● **To do**: Quote the listing below in its entirety, omitting every image.

● **Extracted information**:
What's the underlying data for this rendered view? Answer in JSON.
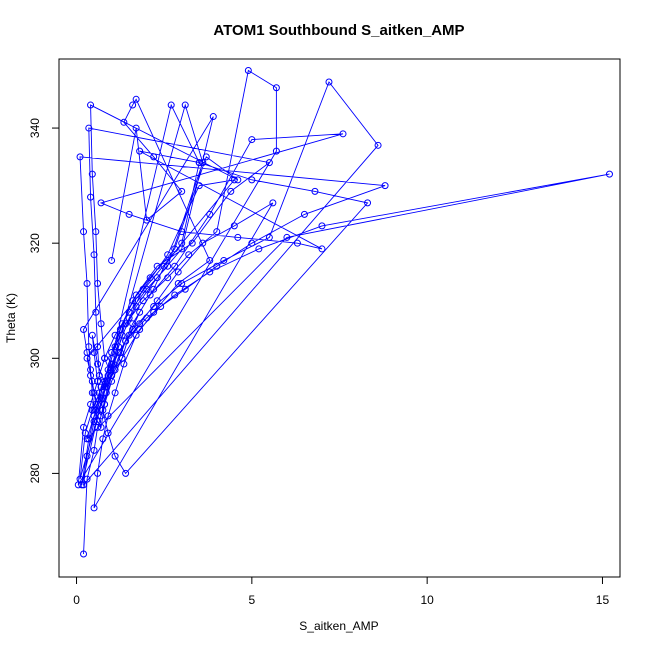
{
  "chart_data": {
    "type": "line",
    "title": "ATOM1 Southbound S_aitken_AMP",
    "xlabel": "S_aitken_AMP",
    "ylabel": "Theta (K)",
    "xlim": [
      -0.5,
      15.5
    ],
    "ylim": [
      262,
      352
    ],
    "xticks": [
      0,
      5,
      10,
      15
    ],
    "yticks": [
      280,
      300,
      320,
      340
    ],
    "grid": false,
    "legend": "none",
    "series_color": "#0000ff",
    "points": [
      [
        0.2,
        266
      ],
      [
        0.3,
        279
      ],
      [
        0.5,
        284
      ],
      [
        0.6,
        288
      ],
      [
        0.8,
        292
      ],
      [
        1.0,
        296
      ],
      [
        1.3,
        300
      ],
      [
        1.5,
        304
      ],
      [
        1.8,
        308
      ],
      [
        2.2,
        312
      ],
      [
        2.5,
        316
      ],
      [
        3.0,
        320
      ],
      [
        3.5,
        334
      ],
      [
        2.7,
        344
      ],
      [
        0.15,
        278
      ],
      [
        0.35,
        286
      ],
      [
        0.55,
        291
      ],
      [
        0.7,
        295
      ],
      [
        0.9,
        298
      ],
      [
        1.1,
        302
      ],
      [
        1.4,
        306
      ],
      [
        1.9,
        310
      ],
      [
        2.6,
        314
      ],
      [
        3.2,
        318
      ],
      [
        4.0,
        322
      ],
      [
        4.9,
        350
      ],
      [
        5.7,
        347
      ],
      [
        5.7,
        336
      ],
      [
        0.05,
        278
      ],
      [
        0.2,
        288
      ],
      [
        0.4,
        292
      ],
      [
        0.6,
        296
      ],
      [
        0.8,
        300
      ],
      [
        1.1,
        304
      ],
      [
        1.5,
        308
      ],
      [
        2.0,
        312
      ],
      [
        2.6,
        316
      ],
      [
        3.6,
        334
      ],
      [
        3.1,
        344
      ],
      [
        0.1,
        279
      ],
      [
        0.25,
        287
      ],
      [
        0.45,
        291
      ],
      [
        0.65,
        294
      ],
      [
        0.9,
        297
      ],
      [
        1.2,
        301
      ],
      [
        1.6,
        305
      ],
      [
        2.2,
        309
      ],
      [
        3.0,
        313
      ],
      [
        4.2,
        317
      ],
      [
        5.5,
        321
      ],
      [
        7.2,
        348
      ],
      [
        8.6,
        337
      ],
      [
        0.2,
        278
      ],
      [
        0.3,
        283
      ],
      [
        0.5,
        289
      ],
      [
        0.75,
        293
      ],
      [
        1.0,
        299
      ],
      [
        1.4,
        303
      ],
      [
        2.0,
        307
      ],
      [
        2.8,
        311
      ],
      [
        3.8,
        315
      ],
      [
        5.2,
        319
      ],
      [
        7.0,
        323
      ],
      [
        15.2,
        332
      ],
      [
        6.0,
        321
      ],
      [
        0.3,
        286
      ],
      [
        0.5,
        290
      ],
      [
        0.7,
        293
      ],
      [
        1.0,
        297
      ],
      [
        1.3,
        300
      ],
      [
        1.8,
        305
      ],
      [
        2.4,
        309
      ],
      [
        3.1,
        312
      ],
      [
        4.0,
        316
      ],
      [
        5.0,
        320
      ],
      [
        6.5,
        325
      ],
      [
        8.8,
        330
      ],
      [
        0.1,
        335
      ],
      [
        0.2,
        322
      ],
      [
        0.3,
        313
      ],
      [
        0.35,
        302
      ],
      [
        0.4,
        298
      ],
      [
        0.45,
        294
      ],
      [
        0.5,
        291
      ],
      [
        0.6,
        289
      ],
      [
        0.7,
        288
      ],
      [
        0.8,
        292
      ],
      [
        1.0,
        297
      ],
      [
        1.2,
        302
      ],
      [
        1.5,
        307
      ],
      [
        1.9,
        312
      ],
      [
        2.6,
        318
      ],
      [
        3.5,
        330
      ],
      [
        4.5,
        331
      ],
      [
        0.3,
        300
      ],
      [
        0.45,
        296
      ],
      [
        0.55,
        292
      ],
      [
        0.7,
        290
      ],
      [
        0.85,
        294
      ],
      [
        1.05,
        299
      ],
      [
        1.3,
        304
      ],
      [
        1.7,
        309
      ],
      [
        2.3,
        314
      ],
      [
        3.0,
        319
      ],
      [
        3.9,
        342
      ],
      [
        0.2,
        305
      ],
      [
        0.3,
        301
      ],
      [
        0.4,
        297
      ],
      [
        0.5,
        294
      ],
      [
        0.6,
        292
      ],
      [
        0.8,
        296
      ],
      [
        1.0,
        301
      ],
      [
        1.3,
        306
      ],
      [
        1.7,
        311
      ],
      [
        2.3,
        316
      ],
      [
        3.3,
        320
      ],
      [
        4.4,
        329
      ],
      [
        5.5,
        334
      ],
      [
        0.35,
        340
      ],
      [
        0.4,
        328
      ],
      [
        0.5,
        318
      ],
      [
        0.55,
        308
      ],
      [
        0.6,
        302
      ],
      [
        0.65,
        297
      ],
      [
        0.8,
        295
      ],
      [
        1.0,
        300
      ],
      [
        1.25,
        305
      ],
      [
        1.6,
        310
      ],
      [
        2.1,
        314
      ],
      [
        2.8,
        319
      ],
      [
        3.7,
        335
      ],
      [
        4.6,
        331
      ],
      [
        0.4,
        344
      ],
      [
        0.45,
        332
      ],
      [
        0.55,
        322
      ],
      [
        0.6,
        313
      ],
      [
        0.7,
        306
      ],
      [
        0.8,
        300
      ],
      [
        1.0,
        297
      ],
      [
        1.25,
        301
      ],
      [
        1.6,
        306
      ],
      [
        2.1,
        311
      ],
      [
        2.8,
        316
      ],
      [
        3.8,
        325
      ],
      [
        5.0,
        338
      ],
      [
        7.6,
        339
      ],
      [
        0.7,
        327
      ],
      [
        1.5,
        325
      ],
      [
        3.0,
        322
      ],
      [
        4.6,
        321
      ],
      [
        6.3,
        320
      ],
      [
        7.0,
        319
      ],
      [
        1.8,
        336
      ],
      [
        3.5,
        334
      ],
      [
        5.0,
        331
      ],
      [
        6.8,
        329
      ],
      [
        8.3,
        327
      ],
      [
        1.4,
        280
      ],
      [
        1.1,
        283
      ],
      [
        0.9,
        287
      ],
      [
        0.75,
        291
      ],
      [
        0.6,
        296
      ],
      [
        0.5,
        301
      ],
      [
        0.45,
        304
      ],
      [
        0.6,
        299
      ],
      [
        0.85,
        295
      ],
      [
        1.1,
        298
      ],
      [
        1.4,
        303
      ],
      [
        1.8,
        306
      ],
      [
        2.3,
        310
      ],
      [
        2.9,
        315
      ],
      [
        3.6,
        320
      ],
      [
        4.5,
        323
      ],
      [
        5.6,
        327
      ],
      [
        0.5,
        274
      ],
      [
        0.6,
        280
      ],
      [
        0.75,
        286
      ],
      [
        0.9,
        290
      ],
      [
        1.1,
        294
      ],
      [
        1.35,
        299
      ],
      [
        1.7,
        304
      ],
      [
        2.2,
        308
      ],
      [
        2.9,
        313
      ],
      [
        3.8,
        317
      ],
      [
        1.7,
        345
      ],
      [
        1.6,
        344
      ],
      [
        1.35,
        341
      ],
      [
        2.2,
        335
      ],
      [
        3.0,
        329
      ],
      [
        2.0,
        324
      ],
      [
        1.7,
        340
      ],
      [
        1.0,
        317
      ]
    ]
  }
}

● **Task result**:
What's the underlying data for this rendered view? Answer in JSON.
{
  "chart_data": {
    "type": "line",
    "title": "ATOM1 Southbound S_aitken_AMP",
    "xlabel": "S_aitken_AMP",
    "ylabel": "Theta (K)",
    "xlim": [
      -0.5,
      15.5
    ],
    "ylim": [
      262,
      352
    ],
    "xticks": [
      0,
      5,
      10,
      15
    ],
    "yticks": [
      280,
      300,
      320,
      340
    ],
    "grid": false,
    "legend": "none",
    "series_color": "#0000ff",
    "points": [
      [
        0.2,
        266
      ],
      [
        0.3,
        279
      ],
      [
        0.5,
        284
      ],
      [
        0.6,
        288
      ],
      [
        0.8,
        292
      ],
      [
        1.0,
        296
      ],
      [
        1.3,
        300
      ],
      [
        1.5,
        304
      ],
      [
        1.8,
        308
      ],
      [
        2.2,
        312
      ],
      [
        2.5,
        316
      ],
      [
        3.0,
        320
      ],
      [
        3.5,
        334
      ],
      [
        2.7,
        344
      ],
      [
        0.15,
        278
      ],
      [
        0.35,
        286
      ],
      [
        0.55,
        291
      ],
      [
        0.7,
        295
      ],
      [
        0.9,
        298
      ],
      [
        1.1,
        302
      ],
      [
        1.4,
        306
      ],
      [
        1.9,
        310
      ],
      [
        2.6,
        314
      ],
      [
        3.2,
        318
      ],
      [
        4.0,
        322
      ],
      [
        4.9,
        350
      ],
      [
        5.7,
        347
      ],
      [
        5.7,
        336
      ],
      [
        0.05,
        278
      ],
      [
        0.2,
        288
      ],
      [
        0.4,
        292
      ],
      [
        0.6,
        296
      ],
      [
        0.8,
        300
      ],
      [
        1.1,
        304
      ],
      [
        1.5,
        308
      ],
      [
        2.0,
        312
      ],
      [
        2.6,
        316
      ],
      [
        3.6,
        334
      ],
      [
        3.1,
        344
      ],
      [
        0.1,
        279
      ],
      [
        0.25,
        287
      ],
      [
        0.45,
        291
      ],
      [
        0.65,
        294
      ],
      [
        0.9,
        297
      ],
      [
        1.2,
        301
      ],
      [
        1.6,
        305
      ],
      [
        2.2,
        309
      ],
      [
        3.0,
        313
      ],
      [
        4.2,
        317
      ],
      [
        5.5,
        321
      ],
      [
        7.2,
        348
      ],
      [
        8.6,
        337
      ],
      [
        0.2,
        278
      ],
      [
        0.3,
        283
      ],
      [
        0.5,
        289
      ],
      [
        0.75,
        293
      ],
      [
        1.0,
        299
      ],
      [
        1.4,
        303
      ],
      [
        2.0,
        307
      ],
      [
        2.8,
        311
      ],
      [
        3.8,
        315
      ],
      [
        5.2,
        319
      ],
      [
        7.0,
        323
      ],
      [
        15.2,
        332
      ],
      [
        6.0,
        321
      ],
      [
        0.3,
        286
      ],
      [
        0.5,
        290
      ],
      [
        0.7,
        293
      ],
      [
        1.0,
        297
      ],
      [
        1.3,
        300
      ],
      [
        1.8,
        305
      ],
      [
        2.4,
        309
      ],
      [
        3.1,
        312
      ],
      [
        4.0,
        316
      ],
      [
        5.0,
        320
      ],
      [
        6.5,
        325
      ],
      [
        8.8,
        330
      ],
      [
        0.1,
        335
      ],
      [
        0.2,
        322
      ],
      [
        0.3,
        313
      ],
      [
        0.35,
        302
      ],
      [
        0.4,
        298
      ],
      [
        0.45,
        294
      ],
      [
        0.5,
        291
      ],
      [
        0.6,
        289
      ],
      [
        0.7,
        288
      ],
      [
        0.8,
        292
      ],
      [
        1.0,
        297
      ],
      [
        1.2,
        302
      ],
      [
        1.5,
        307
      ],
      [
        1.9,
        312
      ],
      [
        2.6,
        318
      ],
      [
        3.5,
        330
      ],
      [
        4.5,
        331
      ],
      [
        0.3,
        300
      ],
      [
        0.45,
        296
      ],
      [
        0.55,
        292
      ],
      [
        0.7,
        290
      ],
      [
        0.85,
        294
      ],
      [
        1.05,
        299
      ],
      [
        1.3,
        304
      ],
      [
        1.7,
        309
      ],
      [
        2.3,
        314
      ],
      [
        3.0,
        319
      ],
      [
        3.9,
        342
      ],
      [
        0.2,
        305
      ],
      [
        0.3,
        301
      ],
      [
        0.4,
        297
      ],
      [
        0.5,
        294
      ],
      [
        0.6,
        292
      ],
      [
        0.8,
        296
      ],
      [
        1.0,
        301
      ],
      [
        1.3,
        306
      ],
      [
        1.7,
        311
      ],
      [
        2.3,
        316
      ],
      [
        3.3,
        320
      ],
      [
        4.4,
        329
      ],
      [
        5.5,
        334
      ],
      [
        0.35,
        340
      ],
      [
        0.4,
        328
      ],
      [
        0.5,
        318
      ],
      [
        0.55,
        308
      ],
      [
        0.6,
        302
      ],
      [
        0.65,
        297
      ],
      [
        0.8,
        295
      ],
      [
        1.0,
        300
      ],
      [
        1.25,
        305
      ],
      [
        1.6,
        310
      ],
      [
        2.1,
        314
      ],
      [
        2.8,
        319
      ],
      [
        3.7,
        335
      ],
      [
        4.6,
        331
      ],
      [
        0.4,
        344
      ],
      [
        0.45,
        332
      ],
      [
        0.55,
        322
      ],
      [
        0.6,
        313
      ],
      [
        0.7,
        306
      ],
      [
        0.8,
        300
      ],
      [
        1.0,
        297
      ],
      [
        1.25,
        301
      ],
      [
        1.6,
        306
      ],
      [
        2.1,
        311
      ],
      [
        2.8,
        316
      ],
      [
        3.8,
        325
      ],
      [
        5.0,
        338
      ],
      [
        7.6,
        339
      ],
      [
        0.7,
        327
      ],
      [
        1.5,
        325
      ],
      [
        3.0,
        322
      ],
      [
        4.6,
        321
      ],
      [
        6.3,
        320
      ],
      [
        7.0,
        319
      ],
      [
        1.8,
        336
      ],
      [
        3.5,
        334
      ],
      [
        5.0,
        331
      ],
      [
        6.8,
        329
      ],
      [
        8.3,
        327
      ],
      [
        1.4,
        280
      ],
      [
        1.1,
        283
      ],
      [
        0.9,
        287
      ],
      [
        0.75,
        291
      ],
      [
        0.6,
        296
      ],
      [
        0.5,
        301
      ],
      [
        0.45,
        304
      ],
      [
        0.6,
        299
      ],
      [
        0.85,
        295
      ],
      [
        1.1,
        298
      ],
      [
        1.4,
        303
      ],
      [
        1.8,
        306
      ],
      [
        2.3,
        310
      ],
      [
        2.9,
        315
      ],
      [
        3.6,
        320
      ],
      [
        4.5,
        323
      ],
      [
        5.6,
        327
      ],
      [
        0.5,
        274
      ],
      [
        0.6,
        280
      ],
      [
        0.75,
        286
      ],
      [
        0.9,
        290
      ],
      [
        1.1,
        294
      ],
      [
        1.35,
        299
      ],
      [
        1.7,
        304
      ],
      [
        2.2,
        308
      ],
      [
        2.9,
        313
      ],
      [
        3.8,
        317
      ],
      [
        1.7,
        345
      ],
      [
        1.6,
        344
      ],
      [
        1.35,
        341
      ],
      [
        2.2,
        335
      ],
      [
        3.0,
        329
      ],
      [
        2.0,
        324
      ],
      [
        1.7,
        340
      ],
      [
        1.0,
        317
      ]
    ]
  }
}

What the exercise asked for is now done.